++++ PROVIDED ENTRIES ++++
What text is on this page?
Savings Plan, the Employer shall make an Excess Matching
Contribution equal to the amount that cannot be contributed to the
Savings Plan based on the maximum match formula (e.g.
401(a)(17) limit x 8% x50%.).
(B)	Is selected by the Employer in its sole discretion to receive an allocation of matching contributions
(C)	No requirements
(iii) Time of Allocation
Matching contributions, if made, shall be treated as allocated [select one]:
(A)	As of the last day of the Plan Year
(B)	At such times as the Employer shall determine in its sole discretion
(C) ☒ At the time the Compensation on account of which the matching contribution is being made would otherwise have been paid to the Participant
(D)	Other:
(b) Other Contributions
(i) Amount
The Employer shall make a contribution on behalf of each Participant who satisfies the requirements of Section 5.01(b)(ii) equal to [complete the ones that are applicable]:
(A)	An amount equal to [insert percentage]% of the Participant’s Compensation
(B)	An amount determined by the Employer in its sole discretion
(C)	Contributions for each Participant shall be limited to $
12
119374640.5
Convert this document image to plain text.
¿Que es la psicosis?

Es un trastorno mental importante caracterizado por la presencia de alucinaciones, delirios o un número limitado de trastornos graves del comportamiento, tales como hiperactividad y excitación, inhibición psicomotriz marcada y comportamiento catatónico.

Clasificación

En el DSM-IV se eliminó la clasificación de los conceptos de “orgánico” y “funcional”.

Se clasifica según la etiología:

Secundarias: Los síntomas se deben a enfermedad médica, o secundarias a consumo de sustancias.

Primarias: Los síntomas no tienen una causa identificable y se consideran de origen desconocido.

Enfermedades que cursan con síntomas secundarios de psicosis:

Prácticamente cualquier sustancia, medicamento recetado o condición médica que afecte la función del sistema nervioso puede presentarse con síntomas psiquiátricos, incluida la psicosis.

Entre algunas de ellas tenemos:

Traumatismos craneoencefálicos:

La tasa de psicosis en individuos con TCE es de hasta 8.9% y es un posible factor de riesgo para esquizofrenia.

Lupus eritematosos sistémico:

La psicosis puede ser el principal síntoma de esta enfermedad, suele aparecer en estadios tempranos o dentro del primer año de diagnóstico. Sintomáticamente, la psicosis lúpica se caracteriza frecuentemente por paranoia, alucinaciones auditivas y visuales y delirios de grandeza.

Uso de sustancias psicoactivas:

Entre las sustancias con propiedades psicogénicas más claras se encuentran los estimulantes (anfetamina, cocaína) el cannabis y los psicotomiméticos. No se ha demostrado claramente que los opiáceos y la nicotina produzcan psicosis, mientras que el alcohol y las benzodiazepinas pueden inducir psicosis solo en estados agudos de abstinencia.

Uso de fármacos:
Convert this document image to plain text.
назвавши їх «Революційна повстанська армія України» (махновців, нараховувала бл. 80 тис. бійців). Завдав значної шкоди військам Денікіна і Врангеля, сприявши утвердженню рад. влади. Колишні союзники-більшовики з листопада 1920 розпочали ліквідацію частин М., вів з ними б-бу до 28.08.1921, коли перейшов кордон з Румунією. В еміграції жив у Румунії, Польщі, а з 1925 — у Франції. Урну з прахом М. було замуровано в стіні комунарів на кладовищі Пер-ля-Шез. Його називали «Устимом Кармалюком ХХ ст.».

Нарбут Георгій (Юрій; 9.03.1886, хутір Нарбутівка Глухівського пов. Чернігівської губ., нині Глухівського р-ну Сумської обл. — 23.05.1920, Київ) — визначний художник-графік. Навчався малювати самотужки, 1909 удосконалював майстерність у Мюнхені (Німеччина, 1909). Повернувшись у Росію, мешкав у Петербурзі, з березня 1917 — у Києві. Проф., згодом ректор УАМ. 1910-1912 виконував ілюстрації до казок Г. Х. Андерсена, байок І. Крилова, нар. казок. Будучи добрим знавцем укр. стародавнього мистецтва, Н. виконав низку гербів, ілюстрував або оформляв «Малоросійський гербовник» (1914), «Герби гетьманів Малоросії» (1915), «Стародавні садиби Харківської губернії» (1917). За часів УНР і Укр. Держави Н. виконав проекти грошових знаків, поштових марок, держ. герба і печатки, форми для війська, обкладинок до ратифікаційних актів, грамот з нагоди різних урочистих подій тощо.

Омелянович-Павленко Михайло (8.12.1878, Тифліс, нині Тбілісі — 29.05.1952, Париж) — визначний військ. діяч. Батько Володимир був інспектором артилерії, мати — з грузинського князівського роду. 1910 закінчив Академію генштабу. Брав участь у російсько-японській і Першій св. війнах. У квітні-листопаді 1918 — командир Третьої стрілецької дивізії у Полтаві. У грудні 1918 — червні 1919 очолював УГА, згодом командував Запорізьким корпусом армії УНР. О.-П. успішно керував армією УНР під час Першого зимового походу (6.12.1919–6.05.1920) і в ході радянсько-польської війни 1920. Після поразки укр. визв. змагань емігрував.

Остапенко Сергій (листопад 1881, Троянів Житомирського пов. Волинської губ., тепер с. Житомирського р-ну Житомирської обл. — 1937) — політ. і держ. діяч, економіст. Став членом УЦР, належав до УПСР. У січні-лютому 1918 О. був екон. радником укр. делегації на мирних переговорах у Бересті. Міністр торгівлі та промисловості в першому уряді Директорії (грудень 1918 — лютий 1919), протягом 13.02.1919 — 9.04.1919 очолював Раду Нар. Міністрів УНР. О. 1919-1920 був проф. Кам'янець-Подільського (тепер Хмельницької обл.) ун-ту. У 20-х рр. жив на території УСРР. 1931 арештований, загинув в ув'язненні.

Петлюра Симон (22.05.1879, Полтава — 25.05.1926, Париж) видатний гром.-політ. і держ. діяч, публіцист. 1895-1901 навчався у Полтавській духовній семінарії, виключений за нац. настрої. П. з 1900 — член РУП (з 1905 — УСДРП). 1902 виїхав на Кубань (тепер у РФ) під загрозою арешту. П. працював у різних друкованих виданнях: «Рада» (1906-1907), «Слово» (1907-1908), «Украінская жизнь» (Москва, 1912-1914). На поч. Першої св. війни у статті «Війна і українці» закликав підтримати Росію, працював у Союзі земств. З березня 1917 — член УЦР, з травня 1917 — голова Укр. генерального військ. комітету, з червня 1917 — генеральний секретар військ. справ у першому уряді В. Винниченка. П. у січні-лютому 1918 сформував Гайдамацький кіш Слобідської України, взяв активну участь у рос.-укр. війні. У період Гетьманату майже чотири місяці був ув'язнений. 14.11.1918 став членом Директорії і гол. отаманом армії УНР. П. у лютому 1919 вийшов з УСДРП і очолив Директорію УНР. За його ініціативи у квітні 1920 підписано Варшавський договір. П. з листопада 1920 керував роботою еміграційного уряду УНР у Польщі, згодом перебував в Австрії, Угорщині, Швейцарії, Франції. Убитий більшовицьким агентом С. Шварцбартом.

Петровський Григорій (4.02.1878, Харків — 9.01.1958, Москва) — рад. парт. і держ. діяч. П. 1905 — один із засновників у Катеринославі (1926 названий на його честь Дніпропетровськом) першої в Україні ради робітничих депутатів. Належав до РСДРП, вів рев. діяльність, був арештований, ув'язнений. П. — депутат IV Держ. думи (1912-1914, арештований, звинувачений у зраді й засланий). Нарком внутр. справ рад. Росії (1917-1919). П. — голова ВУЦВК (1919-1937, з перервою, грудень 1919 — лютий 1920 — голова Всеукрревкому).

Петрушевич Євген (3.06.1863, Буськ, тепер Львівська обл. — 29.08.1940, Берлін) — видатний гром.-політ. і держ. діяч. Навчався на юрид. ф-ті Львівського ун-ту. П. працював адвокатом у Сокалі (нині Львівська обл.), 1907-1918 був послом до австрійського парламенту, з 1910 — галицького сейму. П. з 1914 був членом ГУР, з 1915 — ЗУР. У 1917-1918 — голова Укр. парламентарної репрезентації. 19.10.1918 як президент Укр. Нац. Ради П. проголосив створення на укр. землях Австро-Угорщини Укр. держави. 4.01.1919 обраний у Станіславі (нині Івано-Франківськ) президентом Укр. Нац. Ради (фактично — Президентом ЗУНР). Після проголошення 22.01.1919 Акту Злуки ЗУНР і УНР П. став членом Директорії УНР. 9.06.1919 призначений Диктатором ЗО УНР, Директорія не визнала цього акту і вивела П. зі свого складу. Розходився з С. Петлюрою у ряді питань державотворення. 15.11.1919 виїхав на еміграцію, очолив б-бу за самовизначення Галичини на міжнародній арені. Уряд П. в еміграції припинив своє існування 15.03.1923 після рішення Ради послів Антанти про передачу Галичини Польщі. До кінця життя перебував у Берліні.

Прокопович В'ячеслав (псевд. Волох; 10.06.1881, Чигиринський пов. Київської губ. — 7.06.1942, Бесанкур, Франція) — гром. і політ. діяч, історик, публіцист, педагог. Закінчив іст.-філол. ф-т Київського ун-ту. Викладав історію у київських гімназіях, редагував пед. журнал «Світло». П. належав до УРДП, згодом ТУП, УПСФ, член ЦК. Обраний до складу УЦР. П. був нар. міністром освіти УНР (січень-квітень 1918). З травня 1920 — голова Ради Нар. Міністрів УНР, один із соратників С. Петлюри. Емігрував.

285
++++
§ EXERCISE GOAL:
Which lines in the listing above hold the word "that"? Show each of them.

§ EXERCISE RESULT:
Contribution equal to the amount that cannot be contributed to the
The Employer shall make a contribution on behalf of each Participant who satisfies the requirements of Section 5.01(b)(ii) equal to [complete the ones that are applicable]:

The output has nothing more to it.